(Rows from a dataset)
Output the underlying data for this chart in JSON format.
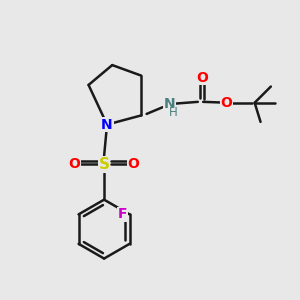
{
  "bg_color": "#e8e8e8",
  "bond_color": "#1a1a1a",
  "bond_width": 1.8,
  "N_color": "#0000ff",
  "NH_color": "#4a8080",
  "O_color": "#ff0000",
  "S_color": "#cccc00",
  "F_color": "#cc00cc",
  "figsize": [
    3.0,
    3.0
  ],
  "dpi": 100,
  "xlim": [
    0,
    10
  ],
  "ylim": [
    0,
    10
  ]
}
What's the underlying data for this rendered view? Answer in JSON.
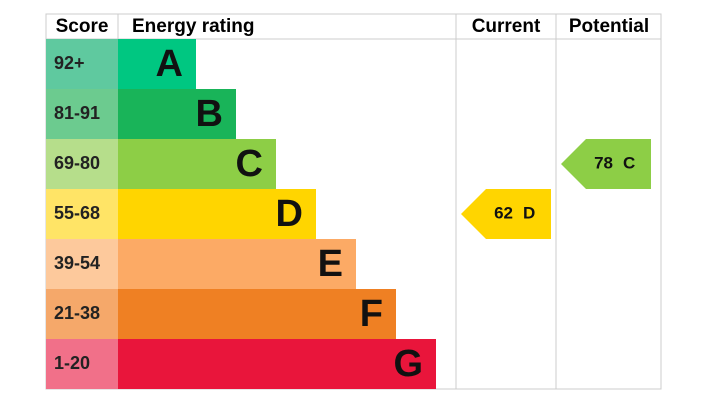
{
  "header": {
    "score": "Score",
    "rating": "Energy rating",
    "current": "Current",
    "potential": "Potential"
  },
  "bands": [
    {
      "range": "92+",
      "letter": "A",
      "color": "#00c781",
      "score_color": "#5fc99f"
    },
    {
      "range": "81-91",
      "letter": "B",
      "color": "#19b459",
      "score_color": "#6ccb8f"
    },
    {
      "range": "69-80",
      "letter": "C",
      "color": "#8dce46",
      "score_color": "#b6de8b"
    },
    {
      "range": "55-68",
      "letter": "D",
      "color": "#ffd500",
      "score_color": "#ffe466"
    },
    {
      "range": "39-54",
      "letter": "E",
      "color": "#fcaa65",
      "score_color": "#fdc99c"
    },
    {
      "range": "21-38",
      "letter": "F",
      "color": "#ef8023",
      "score_color": "#f5a86a"
    },
    {
      "range": "1-20",
      "letter": "G",
      "color": "#e9153b",
      "score_color": "#f17089"
    }
  ],
  "current": {
    "value": 62,
    "letter": "D"
  },
  "potential": {
    "value": 78,
    "letter": "C"
  }
}
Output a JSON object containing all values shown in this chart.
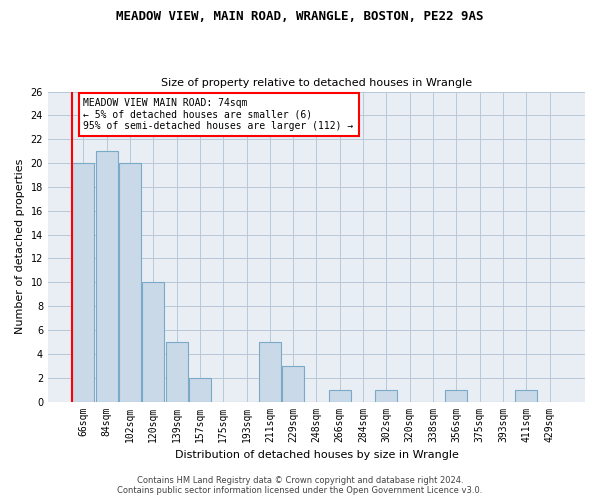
{
  "title": "MEADOW VIEW, MAIN ROAD, WRANGLE, BOSTON, PE22 9AS",
  "subtitle": "Size of property relative to detached houses in Wrangle",
  "xlabel": "Distribution of detached houses by size in Wrangle",
  "ylabel": "Number of detached properties",
  "categories": [
    "66sqm",
    "84sqm",
    "102sqm",
    "120sqm",
    "139sqm",
    "157sqm",
    "175sqm",
    "193sqm",
    "211sqm",
    "229sqm",
    "248sqm",
    "266sqm",
    "284sqm",
    "302sqm",
    "320sqm",
    "338sqm",
    "356sqm",
    "375sqm",
    "393sqm",
    "411sqm",
    "429sqm"
  ],
  "values": [
    20,
    21,
    20,
    10,
    5,
    2,
    0,
    0,
    5,
    3,
    0,
    1,
    0,
    1,
    0,
    0,
    1,
    0,
    0,
    1,
    0
  ],
  "bar_color": "#c9d9e8",
  "bar_edge_color": "#7aaac8",
  "annotation_box_text": "MEADOW VIEW MAIN ROAD: 74sqm\n← 5% of detached houses are smaller (6)\n95% of semi-detached houses are larger (112) →",
  "vline_color": "red",
  "ylim": [
    0,
    26
  ],
  "yticks": [
    0,
    2,
    4,
    6,
    8,
    10,
    12,
    14,
    16,
    18,
    20,
    22,
    24,
    26
  ],
  "footer_line1": "Contains HM Land Registry data © Crown copyright and database right 2024.",
  "footer_line2": "Contains public sector information licensed under the Open Government Licence v3.0.",
  "bg_color": "#e8eef4",
  "grid_color": "#b8c8d8",
  "title_fontsize": 9,
  "subtitle_fontsize": 8,
  "ylabel_fontsize": 8,
  "xlabel_fontsize": 8,
  "tick_fontsize": 7,
  "footer_fontsize": 6
}
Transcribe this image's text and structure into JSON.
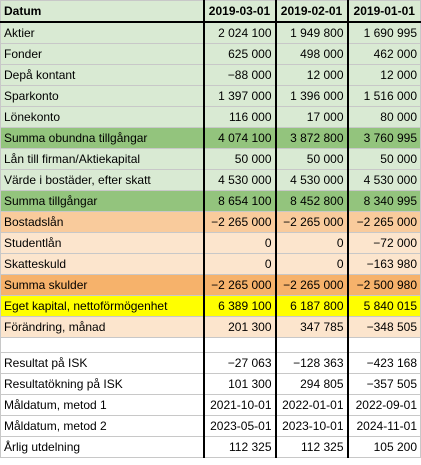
{
  "header": {
    "label": "Datum",
    "dates": [
      "2019-03-01",
      "2019-02-01",
      "2019-01-01"
    ]
  },
  "rows": [
    {
      "label": "Aktier",
      "values": [
        "2 024 100",
        "1 949 800",
        "1 690 995"
      ],
      "style": "g-light"
    },
    {
      "label": "Fonder",
      "values": [
        "625 000",
        "498 000",
        "462 000"
      ],
      "style": "g-light"
    },
    {
      "label": "Depå kontant",
      "values": [
        "−88 000",
        "12 000",
        "12 000"
      ],
      "style": "g-light"
    },
    {
      "label": "Sparkonto",
      "values": [
        "1 397 000",
        "1 396 000",
        "1 516 000"
      ],
      "style": "g-light"
    },
    {
      "label": "Lönekonto",
      "values": [
        "116 000",
        "17 000",
        "80 000"
      ],
      "style": "g-light"
    },
    {
      "label": "Summa obundna tillgångar",
      "values": [
        "4 074 100",
        "3 872 800",
        "3 760 995"
      ],
      "style": "g-dark"
    },
    {
      "label": "Lån till firman/Aktiekapital",
      "values": [
        "50 000",
        "50 000",
        "50 000"
      ],
      "style": "g-light"
    },
    {
      "label": "Värde i bostäder, efter skatt",
      "values": [
        "4 530 000",
        "4 530 000",
        "4 530 000"
      ],
      "style": "g-light"
    },
    {
      "label": "Summa tillgångar",
      "values": [
        "8 654 100",
        "8 452 800",
        "8 340 995"
      ],
      "style": "g-dark"
    },
    {
      "label": "Bostadslån",
      "values": [
        "−2 265 000",
        "−2 265 000",
        "−2 265 000"
      ],
      "style": "o-dark"
    },
    {
      "label": "Studentlån",
      "values": [
        "0",
        "0",
        "−72 000"
      ],
      "style": "o-light"
    },
    {
      "label": "Skatteskuld",
      "values": [
        "0",
        "0",
        "−163 980"
      ],
      "style": "o-light"
    },
    {
      "label": "Summa skulder",
      "values": [
        "−2 265 000",
        "−2 265 000",
        "−2 500 980"
      ],
      "style": "o-mid"
    },
    {
      "label": "Eget kapital, nettoförmögenhet",
      "values": [
        "6 389 100",
        "6 187 800",
        "5 840 015"
      ],
      "style": "y"
    },
    {
      "label": "Förändring, månad",
      "values": [
        "201 300",
        "347 785",
        "−348 505"
      ],
      "style": "o-light"
    }
  ],
  "bottom_rows": [
    {
      "label": "Resultat på ISK",
      "values": [
        "−27 063",
        "−128 363",
        "−423 168"
      ]
    },
    {
      "label": "Resultatökning på ISK",
      "values": [
        "101 300",
        "294 805",
        "−357 505"
      ]
    },
    {
      "label": "Måldatum, metod 1",
      "values": [
        "2021-10-01",
        "2022-01-01",
        "2022-09-01"
      ]
    },
    {
      "label": "Måldatum, metod 2",
      "values": [
        "2023-05-01",
        "2023-10-01",
        "2024-11-01"
      ]
    },
    {
      "label": "Årlig utdelning",
      "values": [
        "112 325",
        "112 325",
        "105 200"
      ]
    }
  ],
  "colors": {
    "green_light": "#d9ead3",
    "green_dark": "#93c47d",
    "orange_dark": "#f9cb9c",
    "orange_light": "#fce5cd",
    "orange_mid": "#f6b26b",
    "yellow": "#ffff00"
  }
}
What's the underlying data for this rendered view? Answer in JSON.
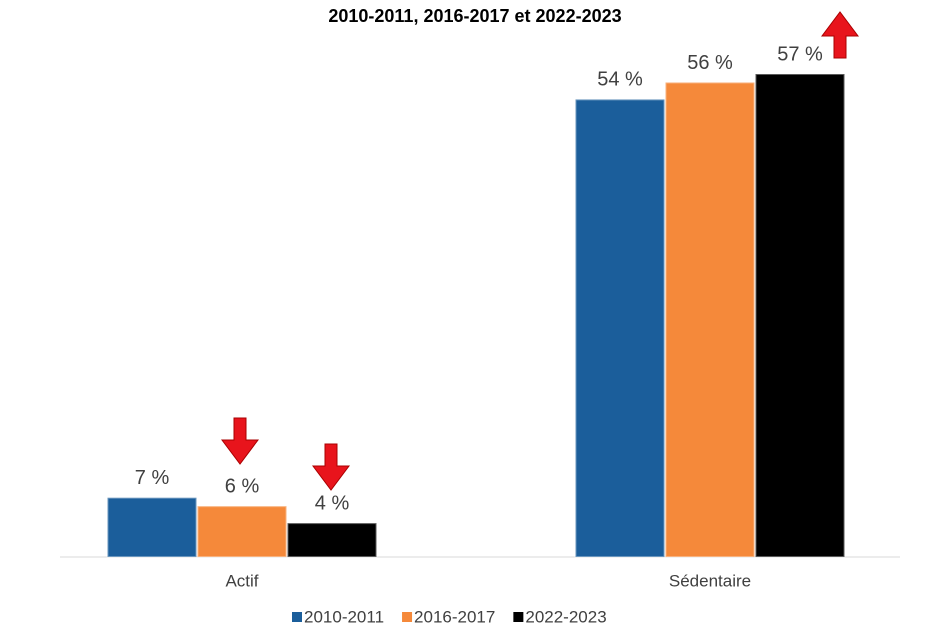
{
  "chart_data": {
    "type": "bar",
    "title": "2010-2011, 2016-2017 et 2022-2023",
    "categories": [
      "Actif",
      "Sédentaire"
    ],
    "series": [
      {
        "name": "2010-2011",
        "color": "#1b5e9b",
        "values": [
          7,
          54
        ],
        "value_labels": [
          "7 %",
          "54 %"
        ]
      },
      {
        "name": "2016-2017",
        "color": "#f5893a",
        "values": [
          6,
          56
        ],
        "value_labels": [
          "6 %",
          "56 %"
        ]
      },
      {
        "name": "2022-2023",
        "color": "#000000",
        "values": [
          4,
          57
        ],
        "value_labels": [
          "4 %",
          "57 %"
        ]
      }
    ],
    "legend": "bottom"
  }
}
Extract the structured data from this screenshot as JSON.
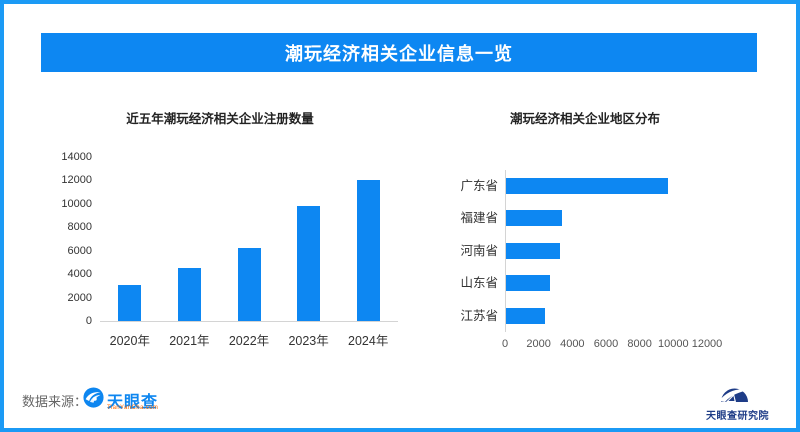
{
  "header": {
    "title": "潮玩经济相关企业信息一览"
  },
  "chart_data": [
    {
      "type": "bar",
      "orientation": "vertical",
      "title": "近五年潮玩经济相关企业注册数量",
      "categories": [
        "2020年",
        "2021年",
        "2022年",
        "2023年",
        "2024年"
      ],
      "values": [
        3100,
        4500,
        6200,
        9800,
        12000
      ],
      "ylabel": "",
      "xlabel": "",
      "ylim": [
        0,
        14000
      ],
      "yticks": [
        0,
        2000,
        4000,
        6000,
        8000,
        10000,
        12000,
        14000
      ],
      "grid": false,
      "legend": "none"
    },
    {
      "type": "bar",
      "orientation": "horizontal",
      "title": "潮玩经济相关企业地区分布",
      "categories": [
        "广东省",
        "福建省",
        "河南省",
        "山东省",
        "江苏省"
      ],
      "values": [
        9600,
        3300,
        3200,
        2600,
        2300
      ],
      "ylabel": "",
      "xlabel": "",
      "xlim": [
        0,
        12000
      ],
      "xticks": [
        0,
        2000,
        4000,
        6000,
        8000,
        10000,
        12000
      ],
      "grid": false,
      "legend": "none"
    }
  ],
  "footer": {
    "source_label": "数据来源：",
    "tianyancha_logo_text": "天眼查",
    "tianyancha_logo_sub": "TianYanCha.com",
    "research_institute_name": "天眼查研究院"
  },
  "colors": {
    "brand_blue": "#0d87f2",
    "border_blue": "#1b9af5",
    "logo_orange": "#ff6a00",
    "institute_navy": "#1e3c87",
    "axis_gray": "#d4d4d4"
  }
}
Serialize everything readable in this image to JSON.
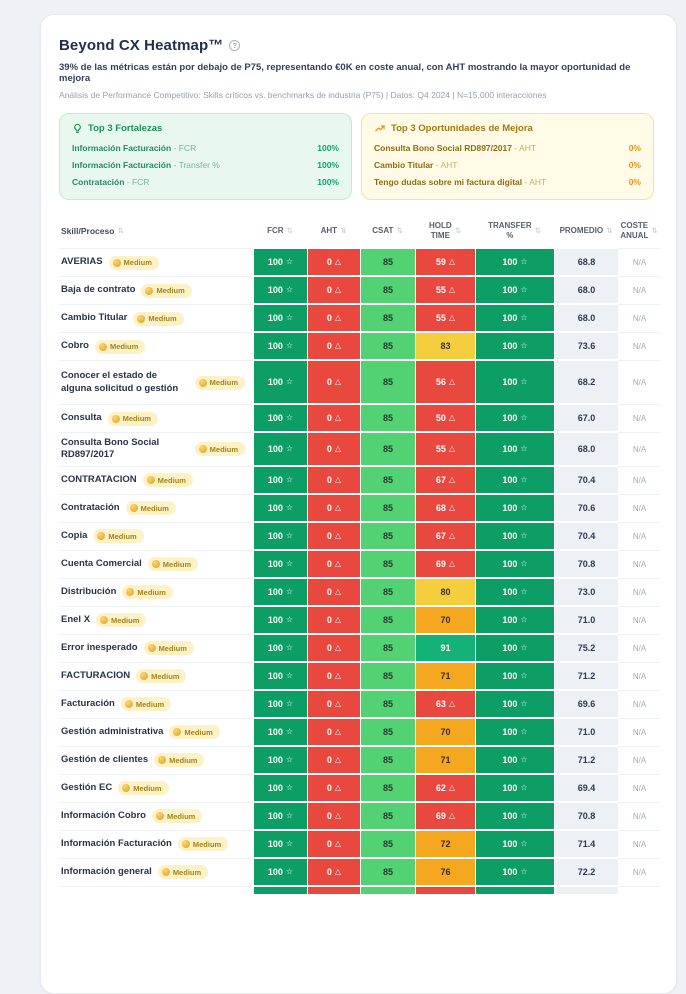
{
  "colors": {
    "page_bg": "#eef1f5",
    "title_color": "#1f2d4e",
    "meta": "#97a0ae",
    "green_dark": "#0d9e66",
    "red": "#e9483f",
    "light_green": "#53d274",
    "mid_green": "#15b277",
    "yellow": "#f5ce3e",
    "orange": "#f5a81f",
    "neutral_cell": "#edf0f5",
    "badge_bg": "#fcf2c5",
    "badge_text": "#a5821c",
    "strength_bg": "#e9f8ef",
    "strength_border": "#c3e9cf",
    "strength_title": "#1d9058",
    "strength_value": "#0fa36a",
    "opp_bg": "#fffbe7",
    "opp_border": "#f1e1a4",
    "opp_title": "#a4770f",
    "opp_value": "#e8940f"
  },
  "icons": {
    "help": "?",
    "star": "☆",
    "warning": "△",
    "sort": "⇅"
  },
  "header": {
    "title": "Beyond CX Heatmap™",
    "subtitle": "39% de las métricas están por debajo de P75, representando €0K en coste anual, con AHT mostrando la mayor oportunidad de mejora",
    "meta": "Análisis de Performance Competitivo: Skills críticos vs. benchmarks de industria (P75) | Datos: Q4 2024 | N=15,000 interacciones"
  },
  "cards": {
    "strengths": {
      "title": "Top 3 Fortalezas",
      "items": [
        {
          "skill": "Información Facturación",
          "metric": "FCR",
          "value": "100%"
        },
        {
          "skill": "Información Facturación",
          "metric": "Transfer %",
          "value": "100%"
        },
        {
          "skill": "Contratación",
          "metric": "FCR",
          "value": "100%"
        }
      ]
    },
    "opportunities": {
      "title": "Top 3 Oportunidades de Mejora",
      "items": [
        {
          "skill": "Consulta Bono Social RD897/2017",
          "metric": "AHT",
          "value": "0%"
        },
        {
          "skill": "Cambio Titular",
          "metric": "AHT",
          "value": "0%"
        },
        {
          "skill": "Tengo dudas sobre mi factura digital",
          "metric": "AHT",
          "value": "0%"
        }
      ]
    }
  },
  "table": {
    "columns": [
      {
        "key": "skill",
        "label": "Skill/Proceso"
      },
      {
        "key": "fcr",
        "label": "FCR"
      },
      {
        "key": "aht",
        "label": "AHT"
      },
      {
        "key": "csat",
        "label": "CSAT"
      },
      {
        "key": "hold",
        "label": "HOLD\nTIME"
      },
      {
        "key": "transfer",
        "label": "TRANSFER\n%"
      },
      {
        "key": "promedio",
        "label": "PROMEDIO"
      },
      {
        "key": "coste",
        "label": "COSTE\nANUAL"
      }
    ],
    "badge_label": "Medium",
    "rows": [
      {
        "skill": "AVERIAS",
        "fcr": "100",
        "aht": "0",
        "csat": "85",
        "hold": "59",
        "hold_tone": "red",
        "transfer": "100",
        "promedio": "68.8",
        "coste": "N/A"
      },
      {
        "skill": "Baja de contrato",
        "fcr": "100",
        "aht": "0",
        "csat": "85",
        "hold": "55",
        "hold_tone": "red",
        "transfer": "100",
        "promedio": "68.0",
        "coste": "N/A"
      },
      {
        "skill": "Cambio Titular",
        "fcr": "100",
        "aht": "0",
        "csat": "85",
        "hold": "55",
        "hold_tone": "red",
        "transfer": "100",
        "promedio": "68.0",
        "coste": "N/A"
      },
      {
        "skill": "Cobro",
        "fcr": "100",
        "aht": "0",
        "csat": "85",
        "hold": "83",
        "hold_tone": "yellow",
        "transfer": "100",
        "promedio": "73.6",
        "coste": "N/A"
      },
      {
        "skill": "Conocer el estado de alguna solicitud o gestión",
        "tall": true,
        "fcr": "100",
        "aht": "0",
        "csat": "85",
        "hold": "56",
        "hold_tone": "red",
        "transfer": "100",
        "promedio": "68.2",
        "coste": "N/A"
      },
      {
        "skill": "Consulta",
        "fcr": "100",
        "aht": "0",
        "csat": "85",
        "hold": "50",
        "hold_tone": "red",
        "transfer": "100",
        "promedio": "67.0",
        "coste": "N/A"
      },
      {
        "skill": "Consulta Bono Social RD897/2017",
        "fcr": "100",
        "aht": "0",
        "csat": "85",
        "hold": "55",
        "hold_tone": "red",
        "transfer": "100",
        "promedio": "68.0",
        "coste": "N/A"
      },
      {
        "skill": "CONTRATACION",
        "fcr": "100",
        "aht": "0",
        "csat": "85",
        "hold": "67",
        "hold_tone": "red",
        "transfer": "100",
        "promedio": "70.4",
        "coste": "N/A"
      },
      {
        "skill": "Contratación",
        "fcr": "100",
        "aht": "0",
        "csat": "85",
        "hold": "68",
        "hold_tone": "red",
        "transfer": "100",
        "promedio": "70.6",
        "coste": "N/A"
      },
      {
        "skill": "Copia",
        "fcr": "100",
        "aht": "0",
        "csat": "85",
        "hold": "67",
        "hold_tone": "red",
        "transfer": "100",
        "promedio": "70.4",
        "coste": "N/A"
      },
      {
        "skill": "Cuenta Comercial",
        "fcr": "100",
        "aht": "0",
        "csat": "85",
        "hold": "69",
        "hold_tone": "red",
        "transfer": "100",
        "promedio": "70.8",
        "coste": "N/A"
      },
      {
        "skill": "Distribución",
        "fcr": "100",
        "aht": "0",
        "csat": "85",
        "hold": "80",
        "hold_tone": "yellow",
        "transfer": "100",
        "promedio": "73.0",
        "coste": "N/A"
      },
      {
        "skill": "Enel X",
        "fcr": "100",
        "aht": "0",
        "csat": "85",
        "hold": "70",
        "hold_tone": "orange",
        "transfer": "100",
        "promedio": "71.0",
        "coste": "N/A"
      },
      {
        "skill": "Error inesperado",
        "fcr": "100",
        "aht": "0",
        "csat": "85",
        "hold": "91",
        "hold_tone": "midgreen",
        "transfer": "100",
        "promedio": "75.2",
        "coste": "N/A"
      },
      {
        "skill": "FACTURACION",
        "fcr": "100",
        "aht": "0",
        "csat": "85",
        "hold": "71",
        "hold_tone": "orange",
        "transfer": "100",
        "promedio": "71.2",
        "coste": "N/A"
      },
      {
        "skill": "Facturación",
        "fcr": "100",
        "aht": "0",
        "csat": "85",
        "hold": "63",
        "hold_tone": "red",
        "transfer": "100",
        "promedio": "69.6",
        "coste": "N/A"
      },
      {
        "skill": "Gestión administrativa",
        "fcr": "100",
        "aht": "0",
        "csat": "85",
        "hold": "70",
        "hold_tone": "orange",
        "transfer": "100",
        "promedio": "71.0",
        "coste": "N/A"
      },
      {
        "skill": "Gestión de clientes",
        "fcr": "100",
        "aht": "0",
        "csat": "85",
        "hold": "71",
        "hold_tone": "orange",
        "transfer": "100",
        "promedio": "71.2",
        "coste": "N/A"
      },
      {
        "skill": "Gestión EC",
        "fcr": "100",
        "aht": "0",
        "csat": "85",
        "hold": "62",
        "hold_tone": "red",
        "transfer": "100",
        "promedio": "69.4",
        "coste": "N/A"
      },
      {
        "skill": "Información Cobro",
        "fcr": "100",
        "aht": "0",
        "csat": "85",
        "hold": "69",
        "hold_tone": "red",
        "transfer": "100",
        "promedio": "70.8",
        "coste": "N/A"
      },
      {
        "skill": "Información Facturación",
        "fcr": "100",
        "aht": "0",
        "csat": "85",
        "hold": "72",
        "hold_tone": "orange",
        "transfer": "100",
        "promedio": "71.4",
        "coste": "N/A"
      },
      {
        "skill": "Información general",
        "fcr": "100",
        "aht": "0",
        "csat": "85",
        "hold": "76",
        "hold_tone": "orange",
        "transfer": "100",
        "promedio": "72.2",
        "coste": "N/A"
      }
    ],
    "partial_strip": [
      "green",
      "red",
      "lightgreen",
      "red",
      "green",
      "neutral"
    ]
  }
}
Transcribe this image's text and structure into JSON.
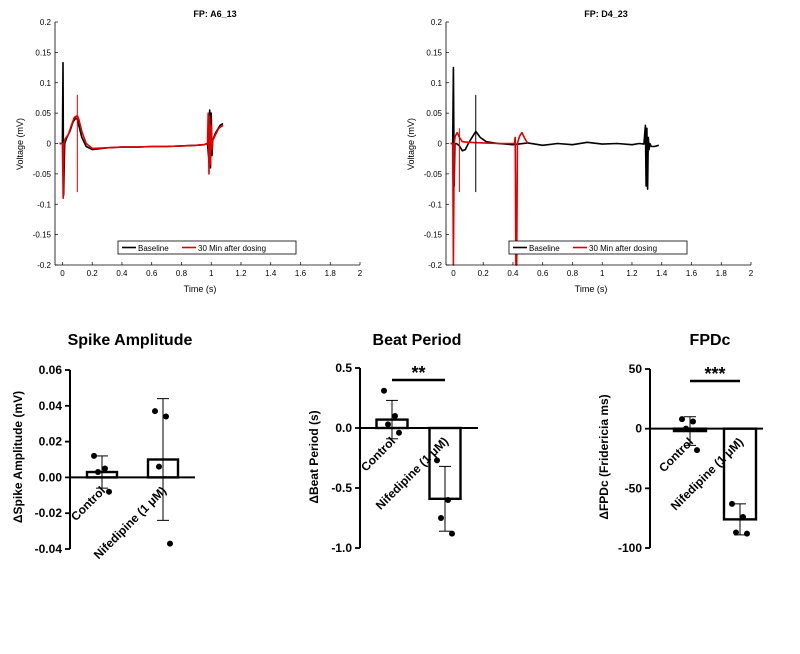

▶ **YOUR OBJECTIVE**: List each line of the records that holds the string "letter".

▶ **CORRECT OUTPUT**:
      "letter": "A",
      "letter": "B",
      "letter": "C",
      "letter": "D",
      "letter": "E",
      "letter": "F",
      "letter": "G",
    "letter": "D"
    "letter": "C"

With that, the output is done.